* Work to do *
Would you copy out the whole listing exactly as given?

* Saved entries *
begin

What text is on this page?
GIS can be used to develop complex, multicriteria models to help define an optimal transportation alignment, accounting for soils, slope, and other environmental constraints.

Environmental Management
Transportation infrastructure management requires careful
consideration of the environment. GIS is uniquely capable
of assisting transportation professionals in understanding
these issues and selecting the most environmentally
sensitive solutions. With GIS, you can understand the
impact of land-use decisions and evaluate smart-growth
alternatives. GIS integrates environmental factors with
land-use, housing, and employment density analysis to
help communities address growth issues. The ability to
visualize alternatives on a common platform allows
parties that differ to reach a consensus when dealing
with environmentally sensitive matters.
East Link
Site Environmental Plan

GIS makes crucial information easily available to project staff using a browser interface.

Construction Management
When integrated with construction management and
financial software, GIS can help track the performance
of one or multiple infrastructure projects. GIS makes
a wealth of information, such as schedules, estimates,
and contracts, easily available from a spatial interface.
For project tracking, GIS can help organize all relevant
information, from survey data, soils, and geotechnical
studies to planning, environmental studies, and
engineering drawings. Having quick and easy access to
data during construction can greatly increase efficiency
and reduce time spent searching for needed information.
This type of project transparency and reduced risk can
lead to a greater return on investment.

end

* Expected answer *
What text is on this page?
GIS can be used to develop complex, multicriteria models to help define an optimal transportation alignment, accounting for soils, slope, and other environmental constraints.

Environmental Management
Transportation infrastructure management requires careful
consideration of the environment. GIS is uniquely capable
of assisting transportation professionals in understanding
these issues and selecting the most environmentally
sensitive solutions. With GIS, you can understand the
impact of land-use decisions and evaluate smart-growth
alternatives. GIS integrates environmental factors with
land-use, housing, and employment density analysis to
help communities address growth issues. The ability to
visualize alternatives on a common platform allows
parties that differ to reach a consensus when dealing
with environmentally sensitive matters.
East Link
Site Environmental Plan

GIS makes crucial information easily available to project staff using a browser interface.

Construction Management
When integrated with construction management and
financial software, GIS can help track the performance
of one or multiple infrastructure projects. GIS makes
a wealth of information, such as schedules, estimates,
and contracts, easily available from a spatial interface.
For project tracking, GIS can help organize all relevant
information, from survey data, soils, and geotechnical
studies to planning, environmental studies, and
engineering drawings. Having quick and easy access to
data during construction can greatly increase efficiency
and reduce time spent searching for needed information.
This type of project transparency and reduced risk can
lead to a greater return on investment.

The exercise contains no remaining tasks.